-- START Stored records --

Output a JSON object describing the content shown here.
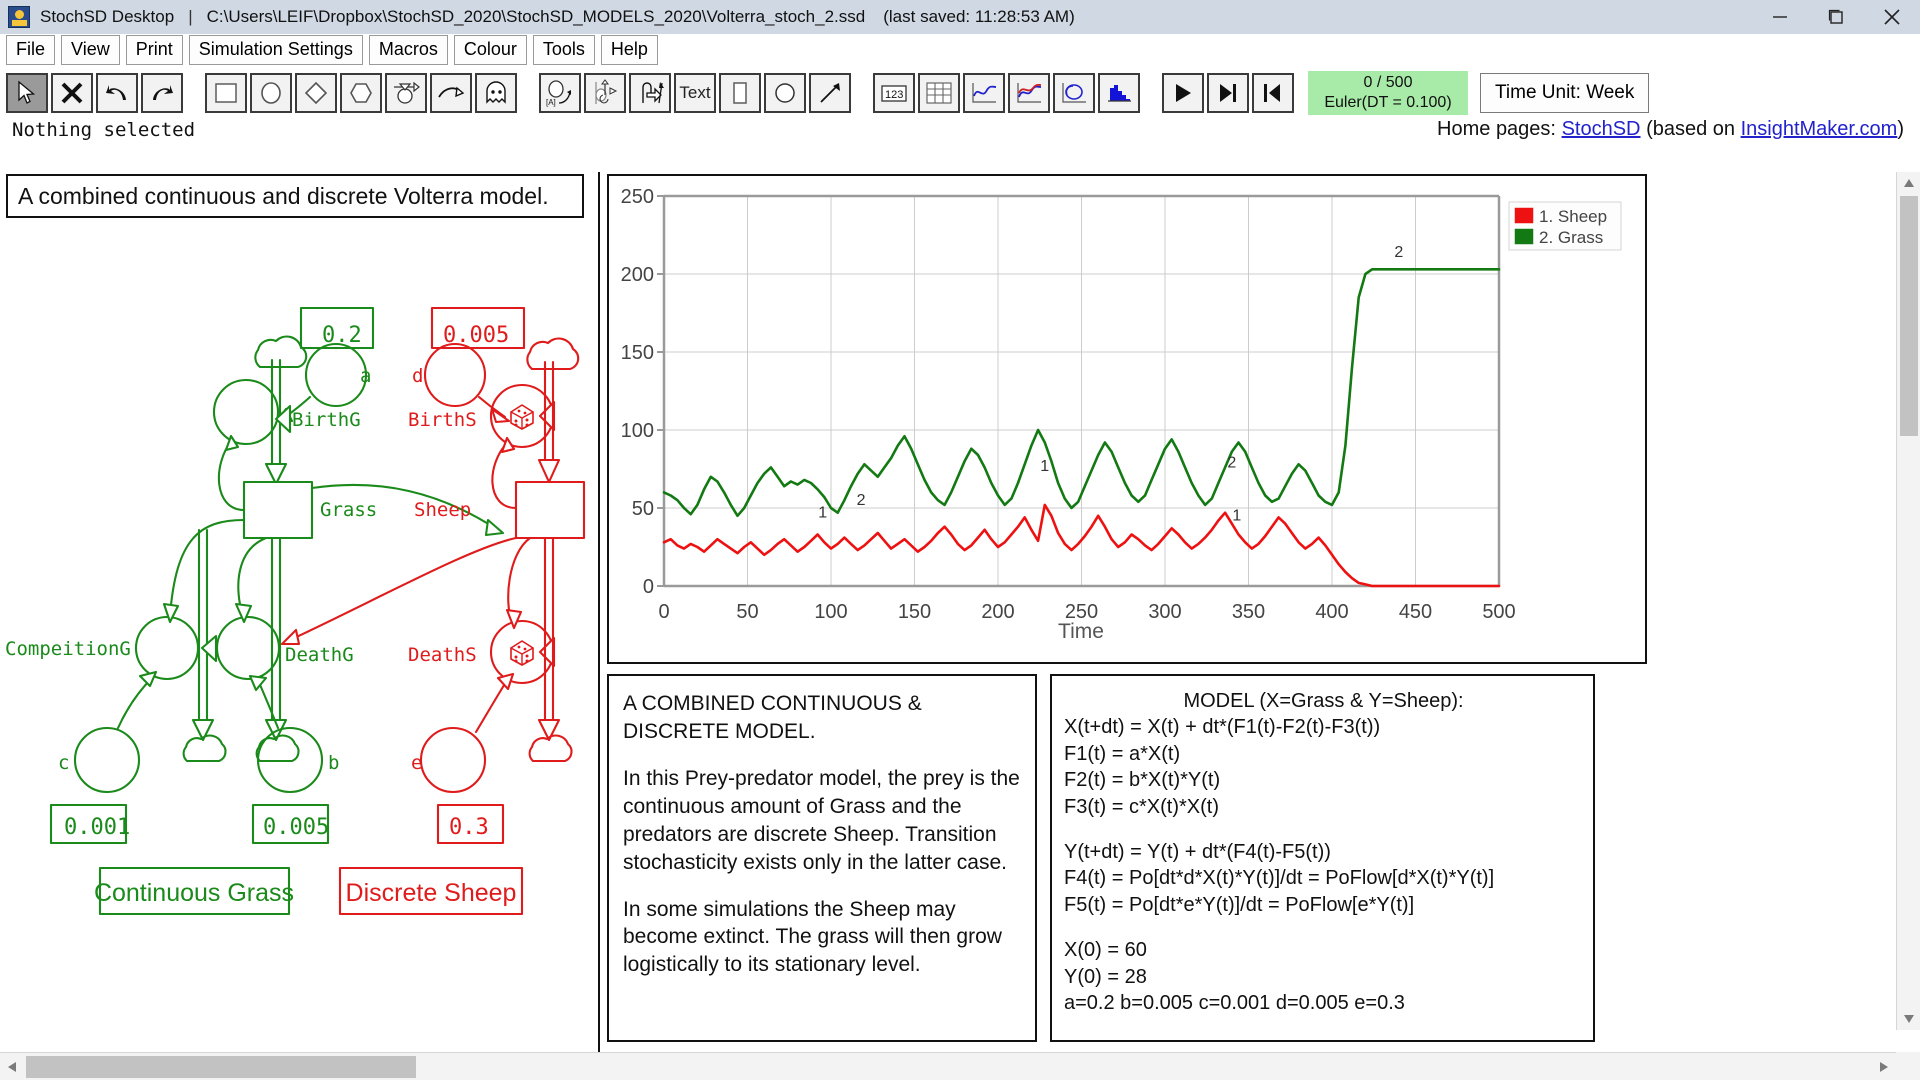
{
  "titlebar": {
    "app_name": "StochSD Desktop",
    "separator": "|",
    "file_path": "C:\\Users\\LEIF\\Dropbox\\StochSD_2020\\StochSD_MODELS_2020\\Volterra_stoch_2.ssd",
    "last_saved": "(last saved: 11:28:53 AM)",
    "minimize_label": "minimize-icon",
    "maximize_label": "maximize-icon",
    "close_label": "close-icon"
  },
  "menubar": {
    "items": [
      {
        "label": "File"
      },
      {
        "label": "View"
      },
      {
        "label": "Print"
      },
      {
        "label": "Simulation Settings"
      },
      {
        "label": "Macros"
      },
      {
        "label": "Colour"
      },
      {
        "label": "Tools"
      },
      {
        "label": "Help"
      }
    ]
  },
  "toolbar": {
    "tools": [
      {
        "name": "pointer-tool",
        "icon": "arrow-cursor-icon",
        "selected": true
      },
      {
        "name": "delete-tool",
        "icon": "x-delete-icon",
        "selected": false
      },
      {
        "name": "undo-tool",
        "icon": "undo-arrow-icon",
        "selected": false
      },
      {
        "name": "redo-tool",
        "icon": "redo-arrow-icon",
        "selected": false
      },
      {
        "name": "stock-tool",
        "icon": "rectangle-stock-icon",
        "selected": false
      },
      {
        "name": "auxiliary-tool",
        "icon": "ellipse-auxiliary-icon",
        "selected": false
      },
      {
        "name": "constant-tool",
        "icon": "diamond-constant-icon",
        "selected": false
      },
      {
        "name": "converter-tool",
        "icon": "hexagon-converter-icon",
        "selected": false
      },
      {
        "name": "flow-tool",
        "icon": "flow-valve-icon",
        "selected": false
      },
      {
        "name": "link-tool",
        "icon": "curved-link-icon",
        "selected": false
      },
      {
        "name": "ghost-tool",
        "icon": "ghost-icon",
        "selected": false
      },
      {
        "name": "named-value-tool",
        "icon": "ellipse-a-label-icon",
        "selected": false
      },
      {
        "name": "move-valve-tool",
        "icon": "move-valve-icon",
        "selected": false
      },
      {
        "name": "flow-arrow-tool",
        "icon": "flow-arrow-icon",
        "selected": false
      },
      {
        "name": "text-tool",
        "icon": "text-icon",
        "label": "Text",
        "selected": false
      },
      {
        "name": "rectangle-tool",
        "icon": "rectangle-shape-icon",
        "selected": false
      },
      {
        "name": "circle-tool",
        "icon": "circle-shape-icon",
        "selected": false
      },
      {
        "name": "line-tool",
        "icon": "diagonal-line-icon",
        "selected": false
      },
      {
        "name": "numberbox-tool",
        "icon": "numberbox-123-icon",
        "label": "123",
        "selected": false
      },
      {
        "name": "table-tool",
        "icon": "table-grid-icon",
        "selected": false
      },
      {
        "name": "timeplot-tool",
        "icon": "timeplot-blue-curve-icon",
        "selected": false
      },
      {
        "name": "comparison-plot-tool",
        "icon": "compare-plot-icon",
        "selected": false
      },
      {
        "name": "xy-plot-tool",
        "icon": "xy-loop-plot-icon",
        "selected": false
      },
      {
        "name": "histogram-tool",
        "icon": "histogram-icon",
        "selected": false
      },
      {
        "name": "run-button",
        "icon": "play-icon",
        "selected": false
      },
      {
        "name": "step-button",
        "icon": "step-forward-icon",
        "selected": false
      },
      {
        "name": "reset-button",
        "icon": "rewind-icon",
        "selected": false
      }
    ],
    "sim_status_progress": "0 / 500",
    "sim_status_method": "Euler(DT = 0.100)",
    "sim_status_bg": "#a8eaa8",
    "time_unit_label": "Time Unit: Week"
  },
  "statusbar": {
    "selection_text": "Nothing selected",
    "homepages_prefix": "Home pages:",
    "homepage_link_1": "StochSD",
    "homepages_middle": "(based on",
    "homepage_link_2": "InsightMaker.com",
    "homepages_suffix": ")",
    "link_color": "#2222cc"
  },
  "diagram": {
    "title": "A combined continuous and discrete Volterra model.",
    "green": "#1a8a1a",
    "red": "#e01b1b",
    "constants": [
      {
        "name": "a-value",
        "value": "0.2",
        "color": "green"
      },
      {
        "name": "d-value",
        "value": "0.005",
        "color": "red"
      },
      {
        "name": "c-value",
        "value": "0.001",
        "color": "green"
      },
      {
        "name": "b-value",
        "value": "0.005",
        "color": "green"
      },
      {
        "name": "e-value",
        "value": "0.3",
        "color": "red"
      }
    ],
    "labels": {
      "a": "a",
      "b": "b",
      "c": "c",
      "d": "d",
      "e": "e",
      "birth_g": "BirthG",
      "birth_s": "BirthS",
      "death_g": "DeathG",
      "death_s": "DeathS",
      "grass": "Grass",
      "sheep": "Sheep",
      "competition_g": "CompeitionG"
    },
    "tag_continuous": "Continuous Grass",
    "tag_discrete": "Discrete Sheep"
  },
  "chart_data": {
    "type": "line",
    "title": "",
    "xlabel": "Time",
    "ylabel": "",
    "xlim": [
      0,
      500
    ],
    "ylim": [
      0,
      250
    ],
    "xticks": [
      0,
      50,
      100,
      150,
      200,
      250,
      300,
      350,
      400,
      450,
      500
    ],
    "yticks": [
      0,
      50,
      100,
      150,
      200,
      250
    ],
    "grid": true,
    "legend_position": "top-right",
    "legend": [
      {
        "key": "1",
        "name": "1. Sheep",
        "color": "#ee1111"
      },
      {
        "key": "2",
        "name": "2. Grass",
        "color": "#137a13"
      }
    ],
    "inline_labels": [
      {
        "text": "1",
        "x": 95,
        "y": 40
      },
      {
        "text": "2",
        "x": 118,
        "y": 48
      },
      {
        "text": "1",
        "x": 228,
        "y": 70
      },
      {
        "text": "2",
        "x": 340,
        "y": 72
      },
      {
        "text": "1",
        "x": 343,
        "y": 38
      },
      {
        "text": "2",
        "x": 440,
        "y": 207
      }
    ],
    "series": [
      {
        "name": "1. Sheep",
        "color": "#ee1111",
        "x": [
          0,
          4,
          8,
          12,
          16,
          20,
          24,
          28,
          32,
          36,
          40,
          44,
          48,
          52,
          56,
          60,
          64,
          68,
          72,
          76,
          80,
          84,
          88,
          92,
          96,
          100,
          104,
          108,
          112,
          116,
          120,
          124,
          128,
          132,
          136,
          140,
          144,
          148,
          152,
          156,
          160,
          164,
          168,
          172,
          176,
          180,
          184,
          188,
          192,
          196,
          200,
          204,
          208,
          212,
          216,
          220,
          224,
          228,
          232,
          236,
          240,
          244,
          248,
          252,
          256,
          260,
          264,
          268,
          272,
          276,
          280,
          284,
          288,
          292,
          296,
          300,
          304,
          308,
          312,
          316,
          320,
          324,
          328,
          332,
          336,
          340,
          344,
          348,
          352,
          356,
          360,
          364,
          368,
          372,
          376,
          380,
          384,
          388,
          392,
          396,
          400,
          404,
          408,
          412,
          416,
          420,
          424,
          428,
          432,
          436,
          440,
          450,
          460,
          470,
          480,
          490,
          500
        ],
        "values": [
          28,
          30,
          26,
          24,
          27,
          25,
          22,
          26,
          30,
          27,
          24,
          21,
          25,
          28,
          24,
          20,
          23,
          27,
          30,
          26,
          22,
          25,
          29,
          33,
          28,
          24,
          27,
          31,
          27,
          23,
          26,
          30,
          34,
          29,
          24,
          27,
          30,
          26,
          22,
          25,
          29,
          34,
          38,
          33,
          27,
          23,
          26,
          31,
          36,
          30,
          25,
          28,
          33,
          38,
          44,
          36,
          29,
          52,
          45,
          34,
          27,
          23,
          27,
          32,
          38,
          45,
          38,
          30,
          25,
          28,
          33,
          30,
          26,
          23,
          27,
          32,
          37,
          33,
          28,
          24,
          27,
          31,
          36,
          42,
          47,
          40,
          33,
          28,
          24,
          27,
          32,
          38,
          44,
          40,
          34,
          28,
          24,
          27,
          31,
          26,
          20,
          14,
          9,
          5,
          2,
          1,
          0,
          0,
          0,
          0,
          0,
          0,
          0,
          0,
          0,
          0,
          0
        ]
      },
      {
        "name": "2. Grass",
        "color": "#137a13",
        "x": [
          0,
          4,
          8,
          12,
          16,
          20,
          24,
          28,
          32,
          36,
          40,
          44,
          48,
          52,
          56,
          60,
          64,
          68,
          72,
          76,
          80,
          84,
          88,
          92,
          96,
          100,
          104,
          108,
          112,
          116,
          120,
          124,
          128,
          132,
          136,
          140,
          144,
          148,
          152,
          156,
          160,
          164,
          168,
          172,
          176,
          180,
          184,
          188,
          192,
          196,
          200,
          204,
          208,
          212,
          216,
          220,
          224,
          228,
          232,
          236,
          240,
          244,
          248,
          252,
          256,
          260,
          264,
          268,
          272,
          276,
          280,
          284,
          288,
          292,
          296,
          300,
          304,
          308,
          312,
          316,
          320,
          324,
          328,
          332,
          336,
          340,
          344,
          348,
          352,
          356,
          360,
          364,
          368,
          372,
          376,
          380,
          384,
          388,
          392,
          396,
          400,
          404,
          408,
          412,
          416,
          420,
          424,
          428,
          432,
          436,
          440,
          450,
          460,
          470,
          480,
          490,
          500
        ],
        "values": [
          60,
          58,
          55,
          50,
          46,
          52,
          62,
          70,
          67,
          60,
          52,
          45,
          50,
          58,
          66,
          72,
          76,
          70,
          64,
          67,
          65,
          68,
          66,
          62,
          57,
          50,
          47,
          55,
          64,
          72,
          78,
          74,
          70,
          76,
          82,
          90,
          96,
          88,
          78,
          68,
          60,
          55,
          52,
          60,
          70,
          80,
          88,
          84,
          76,
          66,
          58,
          52,
          56,
          66,
          78,
          90,
          100,
          92,
          80,
          66,
          56,
          50,
          54,
          64,
          74,
          84,
          92,
          86,
          76,
          66,
          58,
          54,
          58,
          68,
          78,
          88,
          94,
          86,
          76,
          66,
          58,
          52,
          56,
          66,
          76,
          86,
          92,
          86,
          76,
          66,
          58,
          54,
          56,
          64,
          72,
          78,
          74,
          66,
          58,
          54,
          52,
          60,
          90,
          140,
          185,
          200,
          203,
          203,
          203,
          203,
          203,
          203,
          203,
          203,
          203,
          203,
          203
        ]
      }
    ]
  },
  "description_box": {
    "heading_line_1": "A COMBINED CONTINUOUS &",
    "heading_line_2": "DISCRETE MODEL.",
    "paragraph_1": "In this Prey-predator model, the prey is the continuous amount of Grass and the predators are discrete Sheep. Transition stochasticity exists only in the latter case.",
    "paragraph_2": "In some simulations the Sheep may become extinct. The grass will then grow logistically to its stationary level."
  },
  "model_box": {
    "title": "MODEL (X=Grass & Y=Sheep):",
    "lines_group_1": [
      "X(t+dt) = X(t) + dt*(F1(t)-F2(t)-F3(t))",
      "F1(t) = a*X(t)",
      "F2(t) = b*X(t)*Y(t)",
      "F3(t) = c*X(t)*X(t)"
    ],
    "lines_group_2": [
      "Y(t+dt) = Y(t) + dt*(F4(t)-F5(t))",
      "F4(t) = Po[dt*d*X(t)*Y(t)]/dt = PoFlow[d*X(t)*Y(t)]",
      "F5(t) = Po[dt*e*Y(t)]/dt = PoFlow[e*Y(t)]"
    ],
    "lines_group_3": [
      "X(0) = 60",
      "Y(0) = 28",
      "a=0.2  b=0.005  c=0.001  d=0.005  e=0.3"
    ]
  },
  "scrollbars": {
    "vertical_name": "vertical-scrollbar",
    "horizontal_name": "horizontal-scrollbar"
  }
}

-- END Stored records --

**What to do:** Tally how many lines of the data include the word "timeplot". Write the number and nothing else.

**The result:** 2